Exercise:
Go through the records and show each line where the word "understanding" occurs.

[Dataset records]
□ □ □ □
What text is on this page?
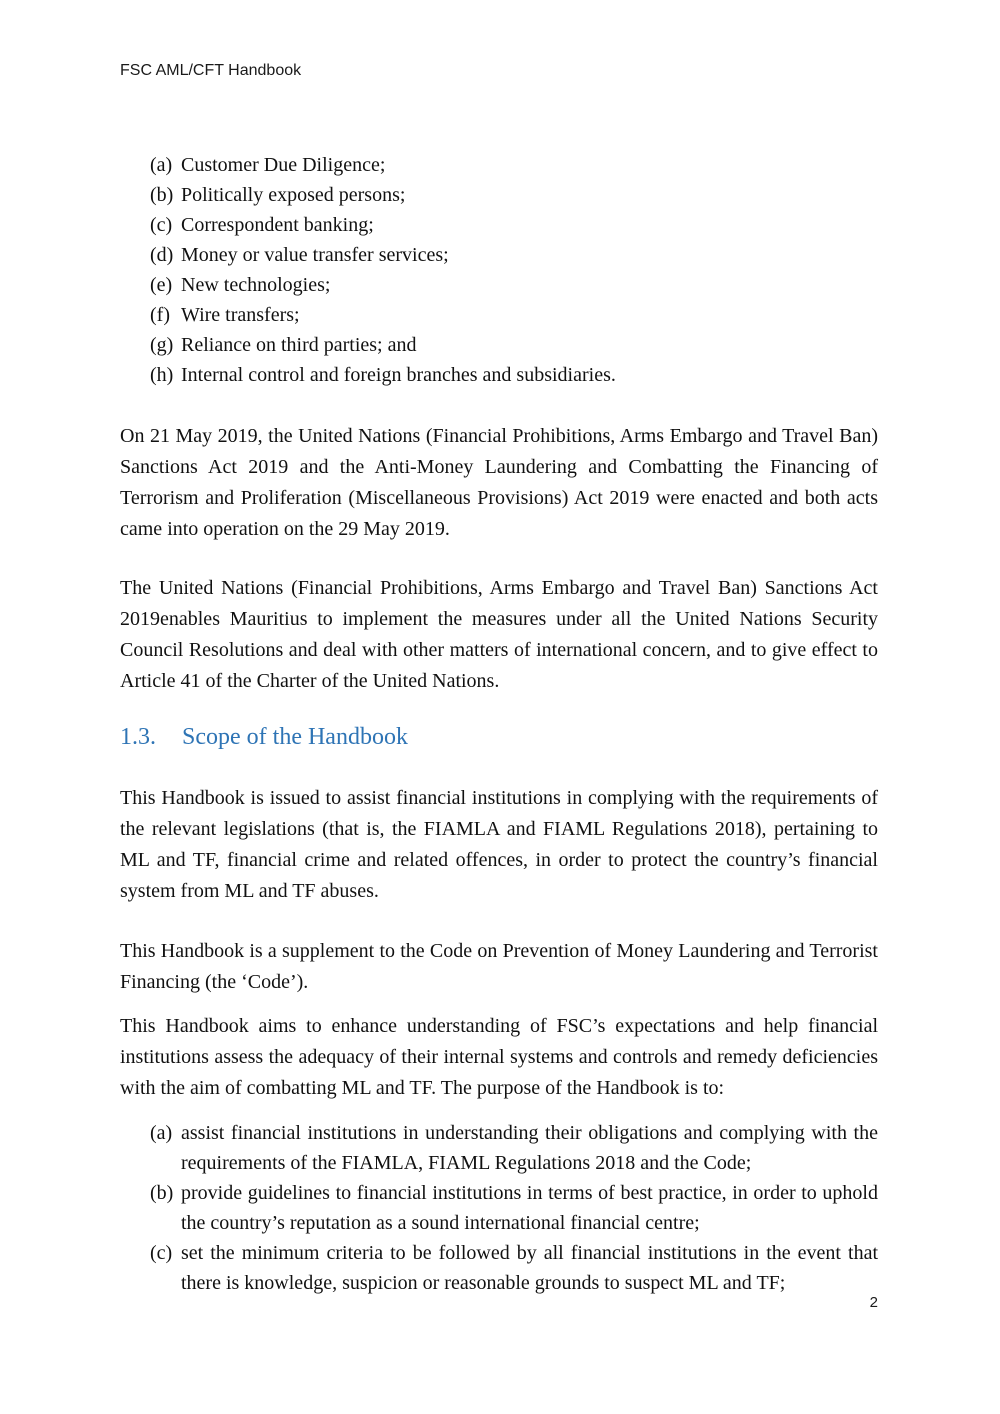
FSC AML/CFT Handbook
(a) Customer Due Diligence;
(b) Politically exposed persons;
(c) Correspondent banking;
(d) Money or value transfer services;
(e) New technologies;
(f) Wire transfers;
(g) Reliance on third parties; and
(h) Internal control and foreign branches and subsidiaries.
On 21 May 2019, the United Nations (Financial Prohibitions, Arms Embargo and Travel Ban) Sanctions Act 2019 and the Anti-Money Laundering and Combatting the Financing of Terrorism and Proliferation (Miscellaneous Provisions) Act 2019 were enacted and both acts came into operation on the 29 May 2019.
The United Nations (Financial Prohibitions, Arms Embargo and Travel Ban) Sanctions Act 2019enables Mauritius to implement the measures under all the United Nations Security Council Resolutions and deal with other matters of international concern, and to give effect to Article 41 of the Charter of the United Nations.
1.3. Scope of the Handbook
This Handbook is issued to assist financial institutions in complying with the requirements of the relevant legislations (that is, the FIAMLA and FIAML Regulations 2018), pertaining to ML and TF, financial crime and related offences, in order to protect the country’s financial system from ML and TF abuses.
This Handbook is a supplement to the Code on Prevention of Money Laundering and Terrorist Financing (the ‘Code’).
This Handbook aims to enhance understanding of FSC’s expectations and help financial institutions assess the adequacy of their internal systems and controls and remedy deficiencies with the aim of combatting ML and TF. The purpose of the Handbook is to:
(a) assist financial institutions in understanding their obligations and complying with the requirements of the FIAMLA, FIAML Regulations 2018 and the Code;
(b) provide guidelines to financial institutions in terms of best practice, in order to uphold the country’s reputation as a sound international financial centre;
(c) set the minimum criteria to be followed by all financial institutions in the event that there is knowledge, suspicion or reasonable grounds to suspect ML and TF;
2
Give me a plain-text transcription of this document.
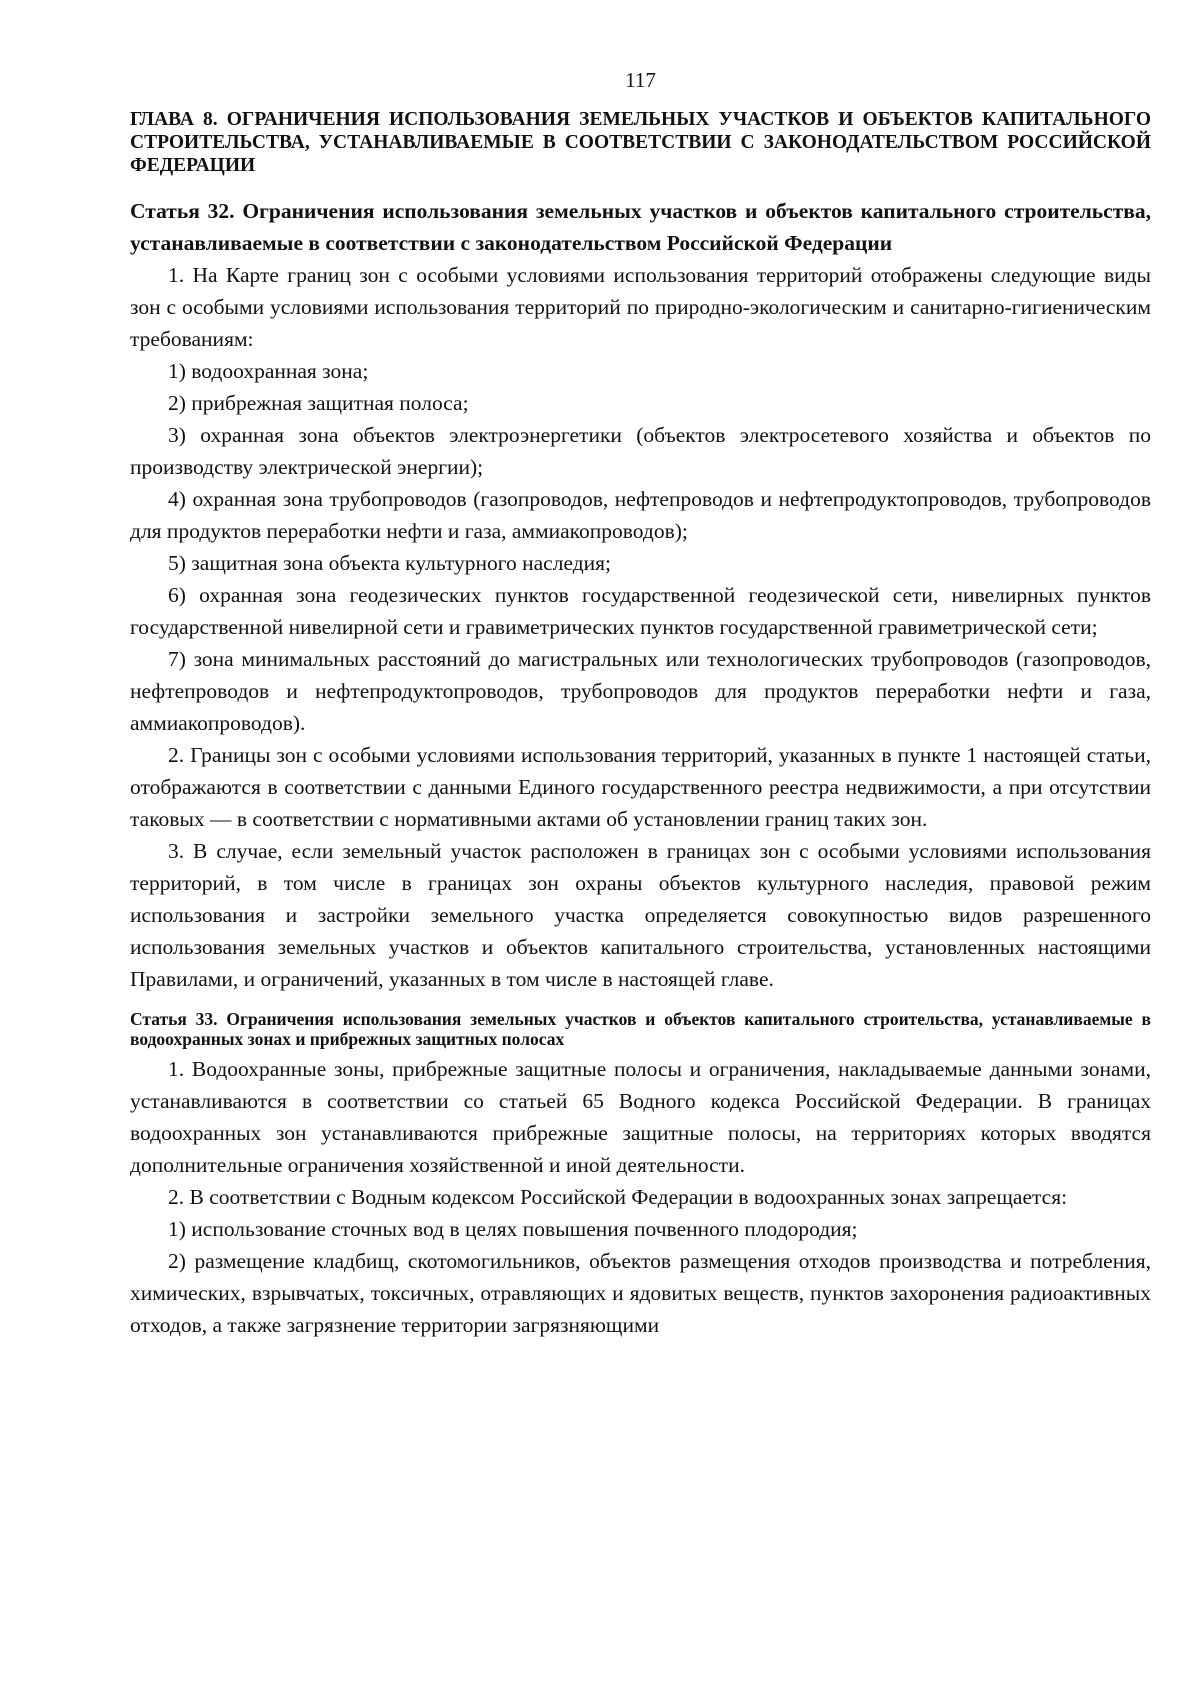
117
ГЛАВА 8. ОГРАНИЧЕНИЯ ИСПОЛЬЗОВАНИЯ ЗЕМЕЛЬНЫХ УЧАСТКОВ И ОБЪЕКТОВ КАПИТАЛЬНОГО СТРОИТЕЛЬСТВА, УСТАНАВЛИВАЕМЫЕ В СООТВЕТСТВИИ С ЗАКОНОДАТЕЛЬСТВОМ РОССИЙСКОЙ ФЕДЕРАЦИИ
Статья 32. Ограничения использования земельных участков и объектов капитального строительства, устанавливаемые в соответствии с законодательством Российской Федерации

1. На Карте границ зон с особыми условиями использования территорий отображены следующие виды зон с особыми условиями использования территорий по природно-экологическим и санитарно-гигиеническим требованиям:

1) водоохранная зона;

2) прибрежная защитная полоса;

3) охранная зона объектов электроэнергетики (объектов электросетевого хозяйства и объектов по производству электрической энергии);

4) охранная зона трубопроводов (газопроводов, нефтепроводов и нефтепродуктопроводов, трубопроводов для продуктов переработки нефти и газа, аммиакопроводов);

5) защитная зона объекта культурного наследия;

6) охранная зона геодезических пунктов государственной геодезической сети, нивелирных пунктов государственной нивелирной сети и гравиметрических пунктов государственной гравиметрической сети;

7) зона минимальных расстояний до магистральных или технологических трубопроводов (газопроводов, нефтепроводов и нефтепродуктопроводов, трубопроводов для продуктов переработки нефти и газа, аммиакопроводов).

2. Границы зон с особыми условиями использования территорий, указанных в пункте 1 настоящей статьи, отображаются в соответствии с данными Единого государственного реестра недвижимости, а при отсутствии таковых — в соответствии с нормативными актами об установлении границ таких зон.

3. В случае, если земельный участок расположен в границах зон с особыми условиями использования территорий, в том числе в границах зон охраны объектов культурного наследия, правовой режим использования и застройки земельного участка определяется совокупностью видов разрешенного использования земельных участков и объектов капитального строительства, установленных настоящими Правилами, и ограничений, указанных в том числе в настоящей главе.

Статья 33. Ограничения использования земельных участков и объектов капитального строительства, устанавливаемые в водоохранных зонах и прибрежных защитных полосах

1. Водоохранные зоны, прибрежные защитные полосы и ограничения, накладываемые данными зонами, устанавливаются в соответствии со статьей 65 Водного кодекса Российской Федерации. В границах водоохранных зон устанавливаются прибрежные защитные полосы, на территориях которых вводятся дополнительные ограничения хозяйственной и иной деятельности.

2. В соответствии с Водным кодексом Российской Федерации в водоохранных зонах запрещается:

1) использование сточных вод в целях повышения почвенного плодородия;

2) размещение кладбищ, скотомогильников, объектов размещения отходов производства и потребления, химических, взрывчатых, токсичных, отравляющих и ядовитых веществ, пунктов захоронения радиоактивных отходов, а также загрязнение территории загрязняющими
□ □ □ □
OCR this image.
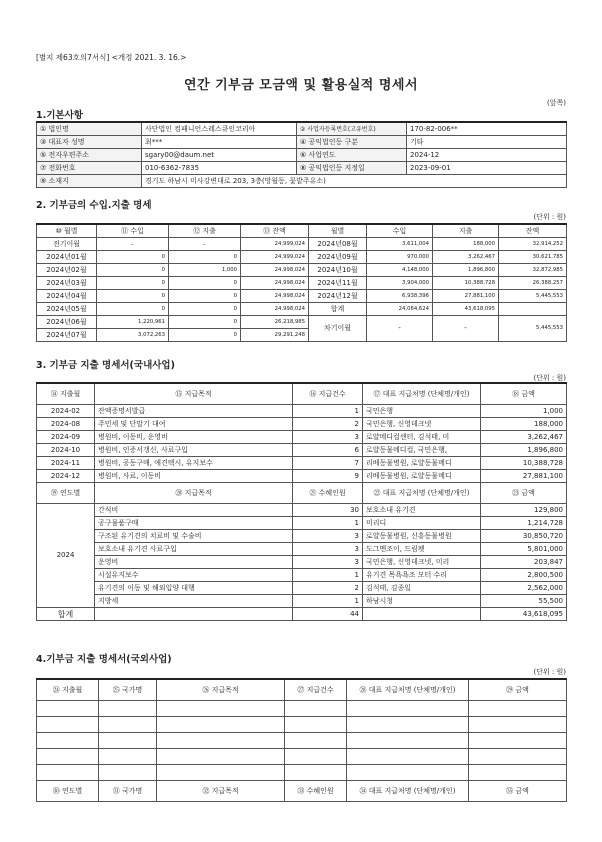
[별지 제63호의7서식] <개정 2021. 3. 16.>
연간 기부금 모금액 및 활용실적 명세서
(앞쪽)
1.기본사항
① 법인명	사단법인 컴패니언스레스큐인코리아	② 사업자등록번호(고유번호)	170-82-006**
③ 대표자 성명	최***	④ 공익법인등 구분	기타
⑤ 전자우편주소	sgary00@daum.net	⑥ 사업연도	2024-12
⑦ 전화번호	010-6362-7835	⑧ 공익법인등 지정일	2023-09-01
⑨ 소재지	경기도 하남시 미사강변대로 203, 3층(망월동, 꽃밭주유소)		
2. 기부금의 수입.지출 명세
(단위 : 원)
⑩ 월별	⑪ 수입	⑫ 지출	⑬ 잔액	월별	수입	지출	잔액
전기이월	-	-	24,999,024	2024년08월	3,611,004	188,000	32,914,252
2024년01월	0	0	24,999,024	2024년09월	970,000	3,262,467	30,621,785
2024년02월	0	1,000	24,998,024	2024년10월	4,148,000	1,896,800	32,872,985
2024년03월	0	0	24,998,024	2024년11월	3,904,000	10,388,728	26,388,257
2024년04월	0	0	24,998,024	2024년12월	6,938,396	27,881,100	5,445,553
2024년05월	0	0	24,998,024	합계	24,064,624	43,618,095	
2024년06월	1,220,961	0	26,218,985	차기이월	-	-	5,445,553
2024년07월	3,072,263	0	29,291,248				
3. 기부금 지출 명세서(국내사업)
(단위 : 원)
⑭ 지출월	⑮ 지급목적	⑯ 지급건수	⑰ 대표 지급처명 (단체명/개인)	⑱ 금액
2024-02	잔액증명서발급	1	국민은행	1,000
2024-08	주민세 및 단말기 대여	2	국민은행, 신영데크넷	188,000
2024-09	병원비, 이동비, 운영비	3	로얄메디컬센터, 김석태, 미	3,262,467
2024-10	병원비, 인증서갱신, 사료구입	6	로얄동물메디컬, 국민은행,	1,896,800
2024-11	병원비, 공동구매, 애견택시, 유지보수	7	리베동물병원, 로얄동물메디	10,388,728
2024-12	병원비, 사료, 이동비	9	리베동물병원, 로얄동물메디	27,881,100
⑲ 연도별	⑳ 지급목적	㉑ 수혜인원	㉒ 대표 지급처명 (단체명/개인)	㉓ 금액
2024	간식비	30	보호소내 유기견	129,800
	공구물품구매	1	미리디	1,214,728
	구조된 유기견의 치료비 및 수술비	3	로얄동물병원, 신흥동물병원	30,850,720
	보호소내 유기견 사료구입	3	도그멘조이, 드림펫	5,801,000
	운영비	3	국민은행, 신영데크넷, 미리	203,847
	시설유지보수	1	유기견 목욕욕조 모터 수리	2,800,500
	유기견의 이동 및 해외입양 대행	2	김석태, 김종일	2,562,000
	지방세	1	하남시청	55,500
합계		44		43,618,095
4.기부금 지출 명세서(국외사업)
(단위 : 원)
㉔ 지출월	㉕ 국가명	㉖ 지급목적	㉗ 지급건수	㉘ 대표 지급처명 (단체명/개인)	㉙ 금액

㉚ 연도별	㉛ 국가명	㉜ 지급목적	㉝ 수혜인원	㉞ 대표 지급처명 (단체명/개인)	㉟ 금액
□ □ □ □
Full response:
This Handbook aims to enhance understanding of FSC’s expectations and help financial institutions assess the adequacy of their internal systems and controls and remedy deficiencies with the aim of combatting ML and TF. The purpose of the Handbook is to:
(a) assist financial institutions in understanding their obligations and complying with the requirements of the FIAMLA, FIAML Regulations 2018 and the Code;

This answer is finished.